### DIRECTIONS
Copy out every line that contains the word "this".
--------------------------------------------------
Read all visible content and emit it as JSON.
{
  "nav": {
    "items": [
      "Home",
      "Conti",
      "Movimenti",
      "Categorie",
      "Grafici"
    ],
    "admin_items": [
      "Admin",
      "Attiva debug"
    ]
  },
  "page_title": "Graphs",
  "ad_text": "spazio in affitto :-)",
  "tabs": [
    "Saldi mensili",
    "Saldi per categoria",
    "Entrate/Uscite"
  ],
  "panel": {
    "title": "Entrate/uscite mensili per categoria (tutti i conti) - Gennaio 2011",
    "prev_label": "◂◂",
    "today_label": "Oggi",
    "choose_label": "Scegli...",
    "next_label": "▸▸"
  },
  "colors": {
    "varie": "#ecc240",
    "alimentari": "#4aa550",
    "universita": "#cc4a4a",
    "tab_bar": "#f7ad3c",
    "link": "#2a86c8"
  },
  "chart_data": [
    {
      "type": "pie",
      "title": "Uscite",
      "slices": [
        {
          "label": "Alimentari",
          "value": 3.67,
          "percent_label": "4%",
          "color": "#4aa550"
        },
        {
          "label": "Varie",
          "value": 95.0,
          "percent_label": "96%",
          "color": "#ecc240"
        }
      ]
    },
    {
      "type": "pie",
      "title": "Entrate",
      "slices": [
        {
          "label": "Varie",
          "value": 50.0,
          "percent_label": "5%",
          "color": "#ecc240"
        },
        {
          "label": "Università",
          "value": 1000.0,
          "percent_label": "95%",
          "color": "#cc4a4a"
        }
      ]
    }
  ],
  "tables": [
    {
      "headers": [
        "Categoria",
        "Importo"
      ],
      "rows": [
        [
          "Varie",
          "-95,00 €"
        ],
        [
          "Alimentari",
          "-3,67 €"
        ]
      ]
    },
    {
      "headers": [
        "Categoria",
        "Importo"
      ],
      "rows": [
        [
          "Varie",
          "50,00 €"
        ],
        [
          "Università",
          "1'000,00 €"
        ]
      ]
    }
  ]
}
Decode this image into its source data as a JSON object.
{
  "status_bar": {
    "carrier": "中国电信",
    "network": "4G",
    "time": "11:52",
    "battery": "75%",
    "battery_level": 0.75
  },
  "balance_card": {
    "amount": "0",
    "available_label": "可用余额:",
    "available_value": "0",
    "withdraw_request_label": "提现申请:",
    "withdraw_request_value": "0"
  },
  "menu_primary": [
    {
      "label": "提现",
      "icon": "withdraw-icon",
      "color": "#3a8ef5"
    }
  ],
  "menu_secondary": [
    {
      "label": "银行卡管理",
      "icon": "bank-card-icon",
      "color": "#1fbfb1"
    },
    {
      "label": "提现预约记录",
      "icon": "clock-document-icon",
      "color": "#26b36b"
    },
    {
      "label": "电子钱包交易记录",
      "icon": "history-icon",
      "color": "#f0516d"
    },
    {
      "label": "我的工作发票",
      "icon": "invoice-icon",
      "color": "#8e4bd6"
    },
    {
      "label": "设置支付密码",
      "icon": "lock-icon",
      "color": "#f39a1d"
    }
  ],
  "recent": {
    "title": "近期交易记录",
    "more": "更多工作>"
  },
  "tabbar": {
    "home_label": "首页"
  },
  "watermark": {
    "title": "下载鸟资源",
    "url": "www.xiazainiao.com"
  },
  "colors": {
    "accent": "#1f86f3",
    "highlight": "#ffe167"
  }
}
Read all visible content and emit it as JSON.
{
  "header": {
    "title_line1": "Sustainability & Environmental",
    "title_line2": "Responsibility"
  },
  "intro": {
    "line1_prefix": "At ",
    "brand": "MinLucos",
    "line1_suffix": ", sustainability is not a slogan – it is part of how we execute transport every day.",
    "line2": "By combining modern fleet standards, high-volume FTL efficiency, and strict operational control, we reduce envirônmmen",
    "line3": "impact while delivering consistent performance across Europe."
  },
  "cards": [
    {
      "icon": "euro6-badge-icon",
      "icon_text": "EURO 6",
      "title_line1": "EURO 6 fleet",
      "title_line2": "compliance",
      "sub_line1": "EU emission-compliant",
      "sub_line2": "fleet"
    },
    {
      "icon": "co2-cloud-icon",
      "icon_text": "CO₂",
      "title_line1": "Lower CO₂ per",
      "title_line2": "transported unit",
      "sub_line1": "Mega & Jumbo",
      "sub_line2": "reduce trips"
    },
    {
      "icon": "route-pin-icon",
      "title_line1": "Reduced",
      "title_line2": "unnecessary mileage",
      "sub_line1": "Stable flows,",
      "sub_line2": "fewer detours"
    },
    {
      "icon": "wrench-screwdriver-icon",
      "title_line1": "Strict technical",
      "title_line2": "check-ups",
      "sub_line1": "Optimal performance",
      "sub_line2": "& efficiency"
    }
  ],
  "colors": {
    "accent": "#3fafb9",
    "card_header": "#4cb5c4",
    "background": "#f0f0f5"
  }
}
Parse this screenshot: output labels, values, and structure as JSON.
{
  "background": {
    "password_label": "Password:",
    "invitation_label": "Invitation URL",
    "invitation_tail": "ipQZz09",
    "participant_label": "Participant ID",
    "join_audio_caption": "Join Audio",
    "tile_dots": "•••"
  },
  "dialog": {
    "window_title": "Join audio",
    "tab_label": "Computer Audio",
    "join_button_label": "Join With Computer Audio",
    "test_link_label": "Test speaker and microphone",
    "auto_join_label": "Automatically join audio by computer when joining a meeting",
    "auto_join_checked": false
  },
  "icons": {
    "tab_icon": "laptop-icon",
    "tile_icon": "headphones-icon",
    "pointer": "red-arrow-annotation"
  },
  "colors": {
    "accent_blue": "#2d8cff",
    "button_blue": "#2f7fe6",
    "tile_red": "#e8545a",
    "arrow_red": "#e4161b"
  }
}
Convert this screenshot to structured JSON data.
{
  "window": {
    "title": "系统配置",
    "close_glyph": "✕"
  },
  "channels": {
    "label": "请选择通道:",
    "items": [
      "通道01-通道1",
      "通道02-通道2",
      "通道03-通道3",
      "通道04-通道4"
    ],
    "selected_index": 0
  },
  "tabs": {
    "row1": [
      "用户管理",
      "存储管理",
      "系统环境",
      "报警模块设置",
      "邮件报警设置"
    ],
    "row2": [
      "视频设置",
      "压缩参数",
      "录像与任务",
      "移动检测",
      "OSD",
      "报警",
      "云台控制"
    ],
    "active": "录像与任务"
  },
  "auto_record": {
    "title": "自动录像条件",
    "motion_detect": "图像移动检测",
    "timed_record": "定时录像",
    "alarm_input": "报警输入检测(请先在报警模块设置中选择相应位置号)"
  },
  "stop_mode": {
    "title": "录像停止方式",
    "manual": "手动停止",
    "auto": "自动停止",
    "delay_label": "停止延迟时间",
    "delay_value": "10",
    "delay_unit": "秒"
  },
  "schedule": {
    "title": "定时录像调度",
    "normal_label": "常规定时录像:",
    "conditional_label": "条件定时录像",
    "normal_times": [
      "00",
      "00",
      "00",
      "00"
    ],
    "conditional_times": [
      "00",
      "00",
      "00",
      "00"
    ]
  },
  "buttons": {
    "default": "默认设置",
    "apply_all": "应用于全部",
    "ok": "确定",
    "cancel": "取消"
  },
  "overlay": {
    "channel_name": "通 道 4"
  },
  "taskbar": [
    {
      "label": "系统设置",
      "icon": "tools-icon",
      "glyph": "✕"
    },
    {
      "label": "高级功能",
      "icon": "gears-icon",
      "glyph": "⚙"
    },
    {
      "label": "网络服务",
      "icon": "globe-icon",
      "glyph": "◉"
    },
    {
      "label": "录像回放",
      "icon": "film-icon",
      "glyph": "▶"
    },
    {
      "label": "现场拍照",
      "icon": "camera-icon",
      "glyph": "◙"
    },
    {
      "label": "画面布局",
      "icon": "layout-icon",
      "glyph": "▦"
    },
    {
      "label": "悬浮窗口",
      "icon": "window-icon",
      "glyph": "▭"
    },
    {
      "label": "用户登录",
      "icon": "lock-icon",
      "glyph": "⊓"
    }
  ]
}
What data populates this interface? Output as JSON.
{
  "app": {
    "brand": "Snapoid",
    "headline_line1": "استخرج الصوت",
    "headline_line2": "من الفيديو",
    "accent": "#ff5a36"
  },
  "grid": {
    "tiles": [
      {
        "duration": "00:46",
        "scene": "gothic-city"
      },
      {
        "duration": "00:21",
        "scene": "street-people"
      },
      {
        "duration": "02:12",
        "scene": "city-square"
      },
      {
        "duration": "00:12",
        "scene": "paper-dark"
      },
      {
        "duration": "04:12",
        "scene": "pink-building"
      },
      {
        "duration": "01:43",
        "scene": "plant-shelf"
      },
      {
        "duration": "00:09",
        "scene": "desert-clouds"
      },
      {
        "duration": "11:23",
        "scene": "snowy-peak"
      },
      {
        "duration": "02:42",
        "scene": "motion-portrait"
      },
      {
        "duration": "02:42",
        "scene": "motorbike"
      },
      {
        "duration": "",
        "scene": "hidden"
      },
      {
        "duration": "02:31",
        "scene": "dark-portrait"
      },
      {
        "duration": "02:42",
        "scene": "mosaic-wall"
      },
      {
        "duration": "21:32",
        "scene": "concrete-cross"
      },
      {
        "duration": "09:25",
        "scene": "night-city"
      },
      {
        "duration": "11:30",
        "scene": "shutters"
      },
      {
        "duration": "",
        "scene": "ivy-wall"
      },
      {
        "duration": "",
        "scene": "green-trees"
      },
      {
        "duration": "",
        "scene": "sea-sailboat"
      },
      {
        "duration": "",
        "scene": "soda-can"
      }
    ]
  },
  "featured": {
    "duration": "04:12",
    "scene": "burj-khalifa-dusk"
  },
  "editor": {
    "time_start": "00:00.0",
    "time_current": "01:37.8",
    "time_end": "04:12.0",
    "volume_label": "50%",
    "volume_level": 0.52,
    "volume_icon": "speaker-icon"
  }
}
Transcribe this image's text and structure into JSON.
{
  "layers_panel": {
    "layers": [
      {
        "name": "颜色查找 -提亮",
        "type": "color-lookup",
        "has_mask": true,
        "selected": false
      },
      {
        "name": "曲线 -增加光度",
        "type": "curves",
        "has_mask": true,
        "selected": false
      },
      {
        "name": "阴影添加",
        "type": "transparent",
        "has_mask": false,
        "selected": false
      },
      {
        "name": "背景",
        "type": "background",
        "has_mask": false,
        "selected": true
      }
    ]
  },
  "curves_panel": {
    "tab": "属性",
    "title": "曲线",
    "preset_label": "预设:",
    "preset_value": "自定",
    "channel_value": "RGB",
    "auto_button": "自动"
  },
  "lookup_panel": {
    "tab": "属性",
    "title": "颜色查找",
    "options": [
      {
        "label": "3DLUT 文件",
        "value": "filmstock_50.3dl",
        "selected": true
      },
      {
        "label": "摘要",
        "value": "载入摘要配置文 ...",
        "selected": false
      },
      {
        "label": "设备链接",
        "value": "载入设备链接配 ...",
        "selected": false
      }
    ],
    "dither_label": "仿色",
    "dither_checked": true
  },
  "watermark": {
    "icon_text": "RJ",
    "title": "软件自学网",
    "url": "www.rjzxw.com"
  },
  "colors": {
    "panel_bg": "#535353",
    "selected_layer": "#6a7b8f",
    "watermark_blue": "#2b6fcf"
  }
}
--------------------------------------------------
### REPLY TO THE EXERCISE
Decode this image into its source data as a JSON object.
Parse this screenshot: output labels, values, and structure as JSON.
Convert this screenshot to structured JSON data.
What data populates this interface? Output as JSON.
Transcribe this image's text and structure into JSON.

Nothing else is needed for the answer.